RECORDS TO PROCESS:
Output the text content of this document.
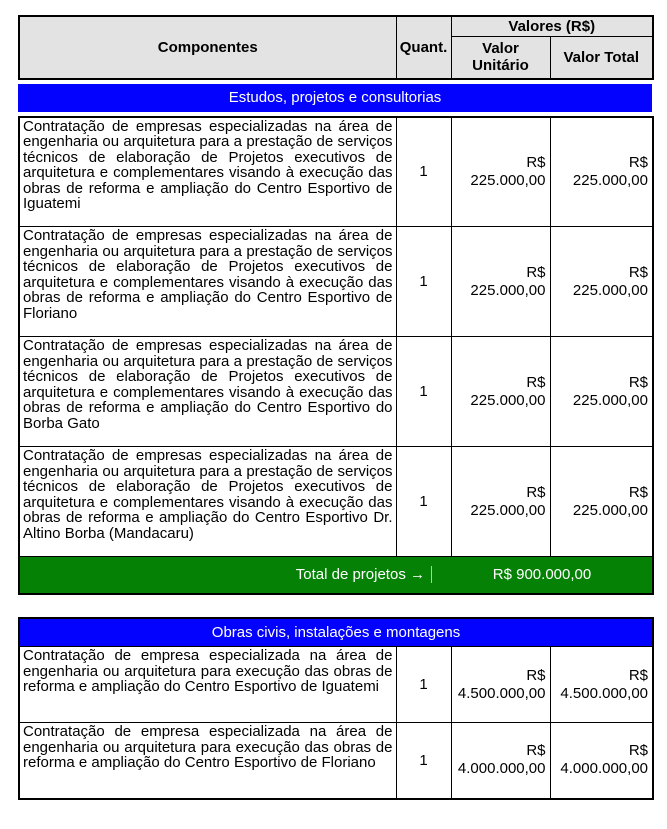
Componentes	Quant.	Valores (R$)	
		Valor Unitário	Valor Total
Estudos, projetos e consultorias
Contratação de empresas especializadas na área de engenharia ou arquitetura para a prestação de serviços técnicos de elaboração de Projetos executivos de arquitetura e complementares visando à execução das obras de reforma e ampliação do Centro Esportivo de Iguatemi	1	R$ 225.000,00	R$ 225.000,00
Contratação de empresas especializadas na área de engenharia ou arquitetura para a prestação de serviços técnicos de elaboração de Projetos executivos de arquitetura e complementares visando à execução das obras de reforma e ampliação do Centro Esportivo de Floriano	1	R$ 225.000,00	R$ 225.000,00
Contratação de empresas especializadas na área de engenharia ou arquitetura para a prestação de serviços técnicos de elaboração de Projetos executivos de arquitetura e complementares visando à execução das obras de reforma e ampliação do Centro Esportivo do Borba Gato	1	R$ 225.000,00	R$ 225.000,00
Contratação de empresas especializadas na área de engenharia ou arquitetura para a prestação de serviços técnicos de elaboração de Projetos executivos de arquitetura e complementares visando à execução das obras de reforma e ampliação do Centro Esportivo Dr. Altino Borba (Mandacaru)	1	R$ 225.000,00	R$ 225.000,00

Total de projetos → R$ 900.000,00			
Obras civis, instalações e montagens			
Contratação de empresa especializada na área de engenharia ou arquitetura para execução das obras de reforma e ampliação do Centro Esportivo de Iguatemi	1	R$ 4.500.000,00	R$ 4.500.000,00
Contratação de empresa especializada na área de engenharia ou arquitetura para execução das obras de reforma e ampliação do Centro Esportivo de Floriano	1	R$ 4.000.000,00	R$ 4.000.000,00
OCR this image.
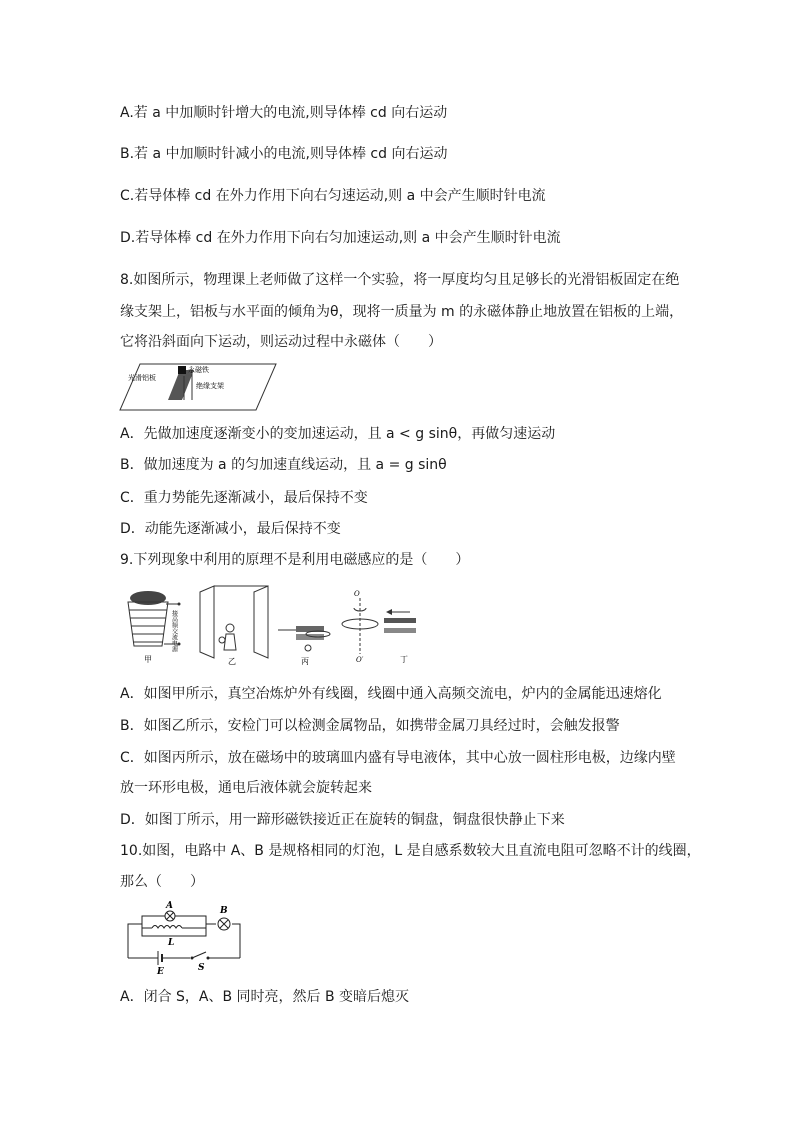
A.若 a 中加顺时针增大的电流,则导体棒 cd 向右运动
B.若 a 中加顺时针减小的电流,则导体棒 cd 向右运动
C.若导体棒 cd 在外力作用下向右匀速运动,则 a 中会产生顺时针电流
D.若导体棒 cd 在外力作用下向右匀加速运动,则 a 中会产生顺时针电流
8.如图所示，物理课上老师做了这样一个实验，将一厚度均匀且足够长的光滑铝板固定在绝
缘支架上，铝板与水平面的倾角为θ，现将一质量为 m 的永磁体静止地放置在铝板的上端，
它将沿斜面向下运动，则运动过程中永磁体（　　）
光滑铝板
永磁铁
绝缘支架
A．先做加速度逐渐变小的变加速运动，且 a < g sinθ，再做匀速运动
B．做加速度为 a 的匀加速直线运动，且 a = g sinθ
C．重力势能先逐渐减小，最后保持不变
D．动能先逐渐减小，最后保持不变
9.下列现象中利用的原理不是利用电磁感应的是（　　）
接高频交流电源
甲	乙	丙
O
O′	丁
A．如图甲所示，真空冶炼炉外有线圈，线圈中通入高频交流电，炉内的金属能迅速熔化
B．如图乙所示，安检门可以检测金属物品，如携带金属刀具经过时，会触发报警
C．如图丙所示，放在磁场中的玻璃皿内盛有导电液体，其中心放一圆柱形电极，边缘内壁
放一环形电极，通电后液体就会旋转起来
D．如图丁所示，用一蹄形磁铁接近正在旋转的铜盘，铜盘很快静止下来
10.如图，电路中 A、B 是规格相同的灯泡，L 是自感系数较大且直流电阻可忽略不计的线圈，
那么（　　）
A	B
L
E	S
A．闭合 S，A、B 同时亮，然后 B 变暗后熄灭
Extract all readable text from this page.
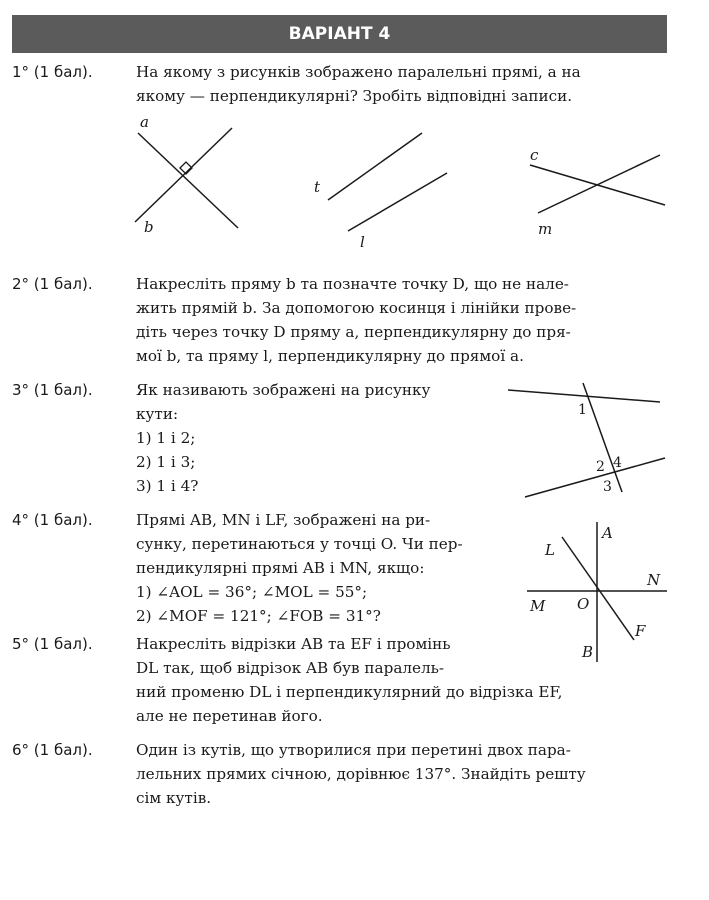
ВАРІАНТ 4
1° (1 бал).	На якому з рисунків зображено паралельні прямі, а на
якому — перпендикулярні? Зробіть відповідні записи.
a
b
t
l
c
m
2° (1 бал).	Накресліть пряму b та позначте точку D, що не нале-
жить прямій b. За допомогою косинця і лінійки прове-
діть через точку D пряму a, перпендикулярну до пря-
мої b, та пряму l, перпендикулярну до прямої a.
3° (1 бал).	Як називають зображені на рисунку
кути:
1) 1 і 2;
2) 1 і 3;
3) 1 і 4?
1
2 4
3
4° (1 бал).	Прямі AB, MN і LF, зображені на ри-
сунку, перетинаються у точці O. Чи пер-
пендикулярні прямі AB і MN, якщо:
1) ∠AOL = 36°; ∠MOL = 55°;
2) ∠MOF = 121°; ∠FOB = 31°?
A
L
N
M O
F
B
5° (1 бал).	Накресліть відрізки AB та EF і промінь
DL так, щоб відрізок AB був паралель-
ний променю DL і перпендикулярний до відрізка EF,
але не перетинав його.
6° (1 бал).	Один із кутів, що утворилися при перетині двох пара-
лельних прямих січною, дорівнює 137°. Знайдіть решту
сім кутів.
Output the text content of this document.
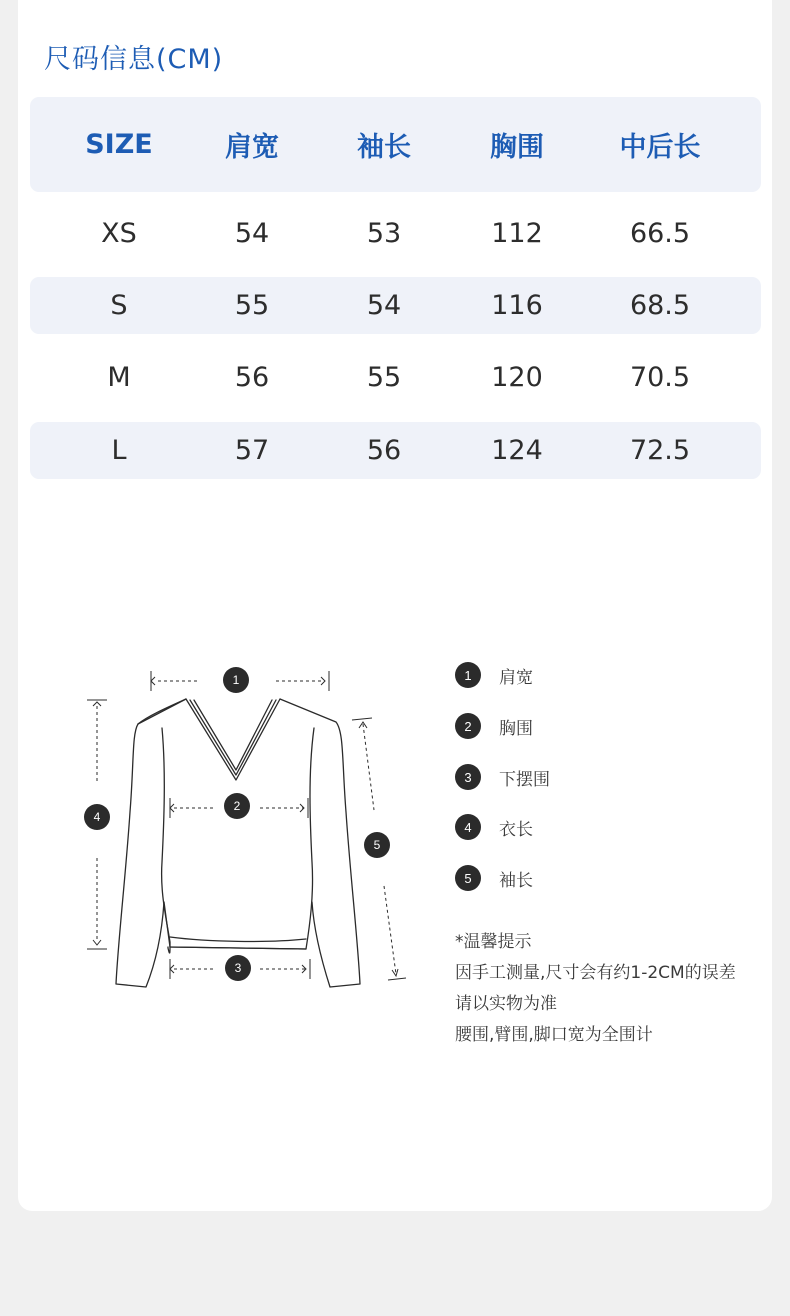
尺码信息(CM)
SIZE	肩宽	袖长	胸围	中后长
XS	54	53	112	66.5
S	55	54	116	68.5
M	56	55	120	70.5
L	57	56	124	72.5
1
2
3
4
5
1	肩宽
2	胸围
3	下摆围
4	衣长
5	袖长
*温馨提示
因手工测量,尺寸会有约1-2CM的误差
请以实物为准
腰围,臂围,脚口宽为全围计
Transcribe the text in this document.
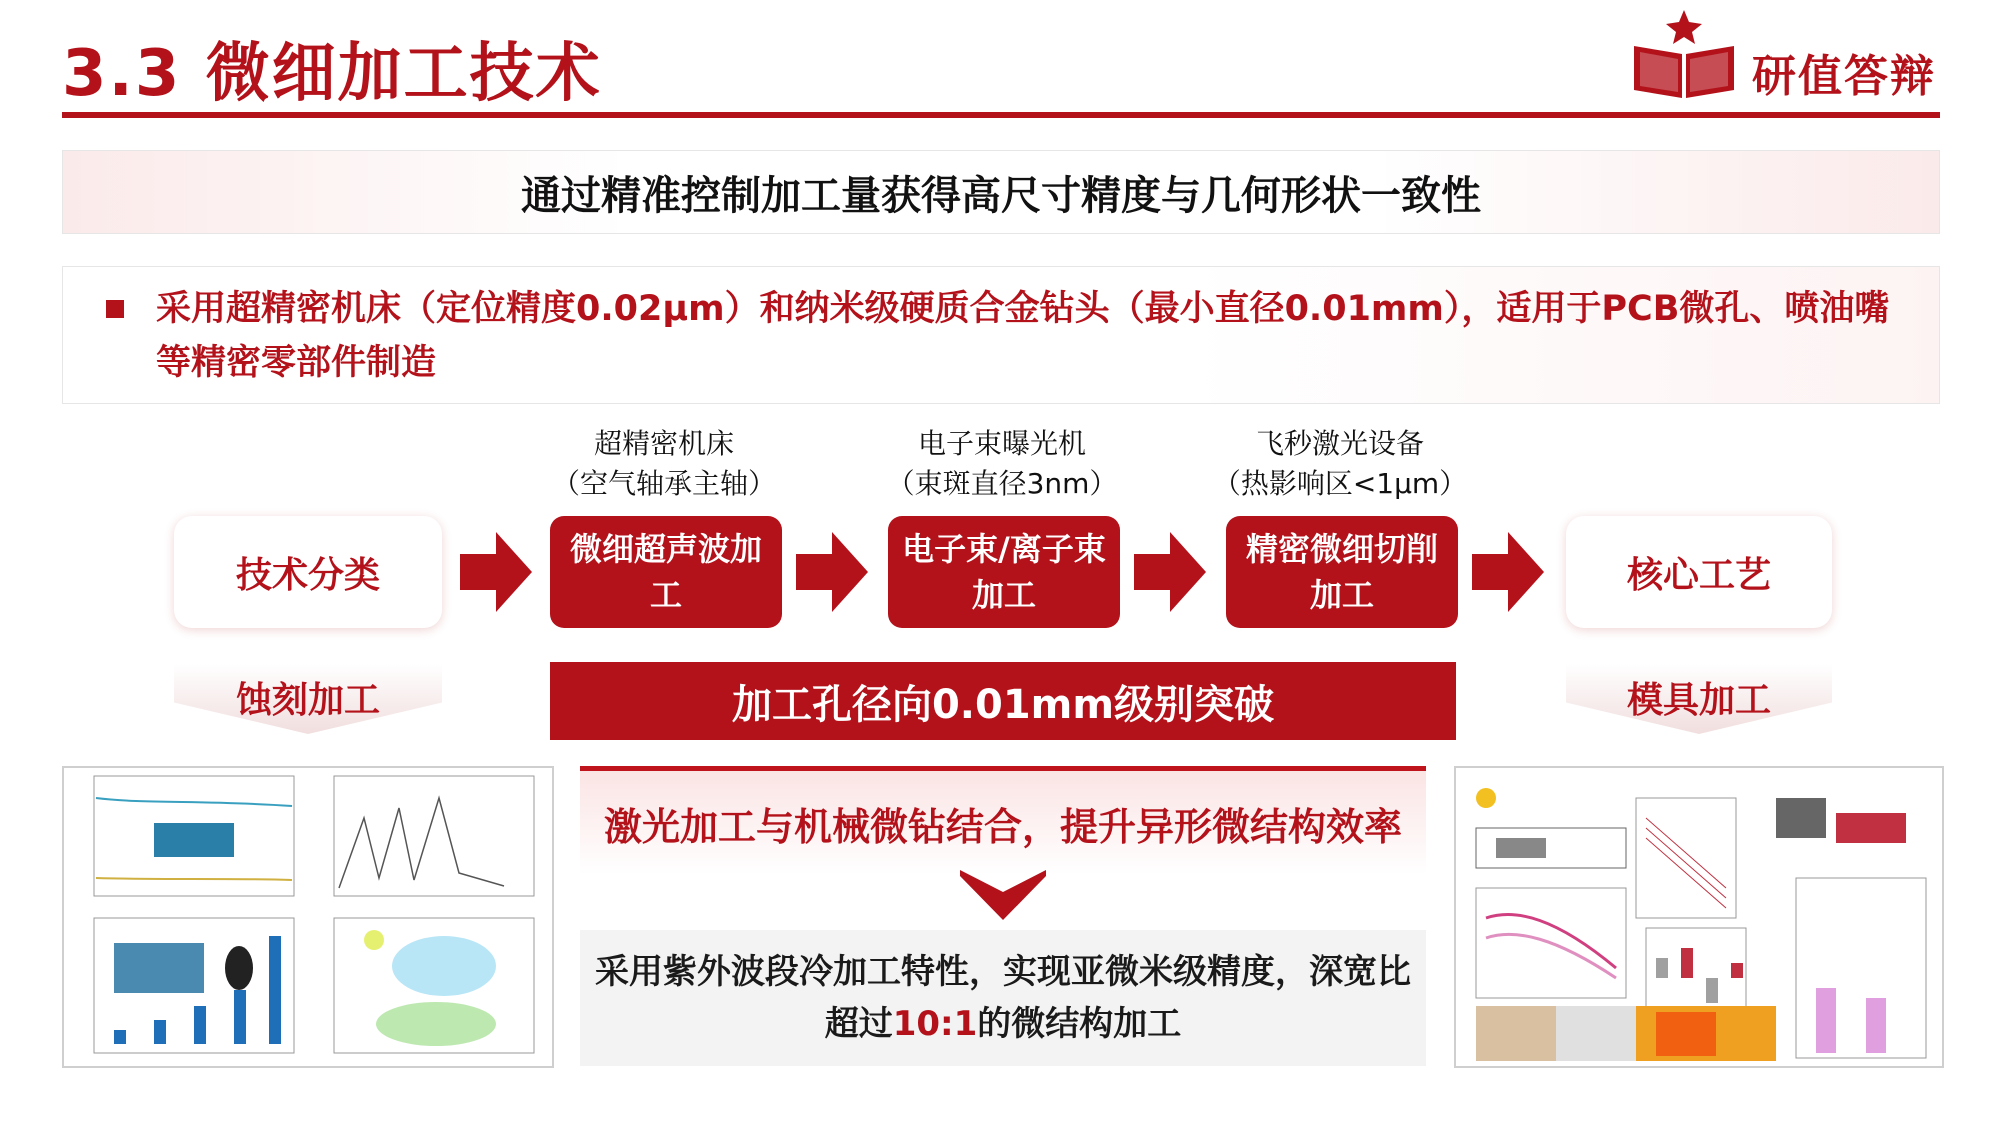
3.3 微细加工技术	研值答辩
通过精准控制加工量获得高尺寸精度与几何形状一致性
采用超精密机床（定位精度0.02μm）和纳米级硬质合金钻头（最小直径0.01mm），适用于PCB微孔、喷油嘴等精密零部件制造
超精密机床
（空气轴承主轴）
电子束曝光机
（束斑直径3nm）
飞秒激光设备
（热影响区<1μm）
技术分类
微细超声波加工
电子束/离子束加工
精密微细切削加工	核心工艺
蚀刻加工	模具加工
加工孔径向0.01mm级别突破
激光加工与机械微钻结合，提升异形微结构效率
采用紫外波段冷加工特性，实现亚微米级精度，深宽比超过10:1的微结构加工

REQUEST:
Using the records above, select and copy every line that has the word "área".

REPLY:
Contratação de empresas especializadas na área de engenharia ou arquitetura para a prestação de serviços técnicos de elaboração de Projetos executivos de arquitetura e complementares visando à execução das obras de reforma e ampliação do Centro Esportivo de Iguatemi	1	R$ 225.000,00	R$ 225.000,00
Contratação de empresas especializadas na área de engenharia ou arquitetura para a prestação de serviços técnicos de elaboração de Projetos executivos de arquitetura e complementares visando à execução das obras de reforma e ampliação do Centro Esportivo de Floriano	1	R$ 225.000,00	R$ 225.000,00
Contratação de empresas especializadas na área de engenharia ou arquitetura para a prestação de serviços técnicos de elaboração de Projetos executivos de arquitetura e complementares visando à execução das obras de reforma e ampliação do Centro Esportivo do Borba Gato	1	R$ 225.000,00	R$ 225.000,00
Contratação de empresas especializadas na área de engenharia ou arquitetura para a prestação de serviços técnicos de elaboração de Projetos executivos de arquitetura e complementares visando à execução das obras de reforma e ampliação do Centro Esportivo Dr. Altino Borba (Mandacaru)	1	R$ 225.000,00	R$ 225.000,00
Contratação de empresa especializada na área de engenharia ou arquitetura para execução das obras de reforma e ampliação do Centro Esportivo de Iguatemi	1	R$ 4.500.000,00	R$ 4.500.000,00
Contratação de empresa especializada na área de engenharia ou arquitetura para execução das obras de reforma e ampliação do Centro Esportivo de Floriano	1	R$ 4.000.000,00	R$ 4.000.000,00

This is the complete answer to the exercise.